— BEGIN —

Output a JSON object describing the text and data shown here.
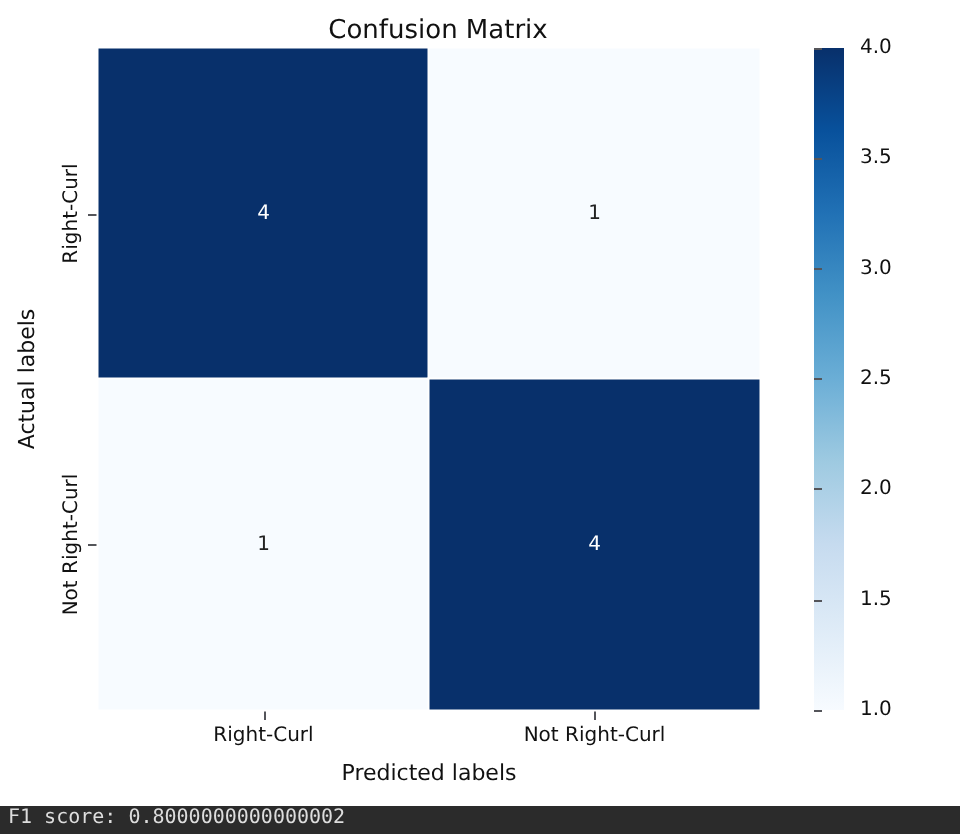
{
  "chart_data": {
    "type": "heatmap",
    "title": "Confusion Matrix",
    "xlabel": "Predicted labels",
    "ylabel": "Actual labels",
    "categories": [
      "Right-Curl",
      "Not Right-Curl"
    ],
    "y_categories": [
      "Right-Curl",
      "Not Right-Curl"
    ],
    "cells": [
      [
        4,
        1
      ],
      [
        1,
        4
      ]
    ],
    "data_labels": true,
    "clim": [
      1,
      4
    ],
    "cticks": [
      {
        "value": 1,
        "label": "1.0"
      },
      {
        "value": 1.5,
        "label": "1.5"
      },
      {
        "value": 2,
        "label": "2.0"
      },
      {
        "value": 2.5,
        "label": "2.5"
      },
      {
        "value": 3,
        "label": "3.0"
      },
      {
        "value": 3.5,
        "label": "3.5"
      },
      {
        "value": 4,
        "label": "4.0"
      }
    ],
    "annotations": [
      "F1 score: 0.8000000000000002"
    ]
  }
}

— END —

All of the entries above should be duplicated exactly, except for the pictures.

Output a JSON object describing the text and data shown here.
{
  "chart_data": {
    "type": "heatmap",
    "title": "Confusion Matrix",
    "xlabel": "Predicted labels",
    "ylabel": "Actual labels",
    "categories": [
      "Right-Curl",
      "Not Right-Curl"
    ],
    "y_categories": [
      "Right-Curl",
      "Not Right-Curl"
    ],
    "cells": [
      [
        4,
        1
      ],
      [
        1,
        4
      ]
    ],
    "data_labels": true,
    "clim": [
      1,
      4
    ],
    "cticks": [
      {
        "value": 1,
        "label": "1.0"
      },
      {
        "value": 1.5,
        "label": "1.5"
      },
      {
        "value": 2,
        "label": "2.0"
      },
      {
        "value": 2.5,
        "label": "2.5"
      },
      {
        "value": 3,
        "label": "3.0"
      },
      {
        "value": 3.5,
        "label": "3.5"
      },
      {
        "value": 4,
        "label": "4.0"
      }
    ],
    "annotations": [
      "F1 score: 0.8000000000000002"
    ]
  }
}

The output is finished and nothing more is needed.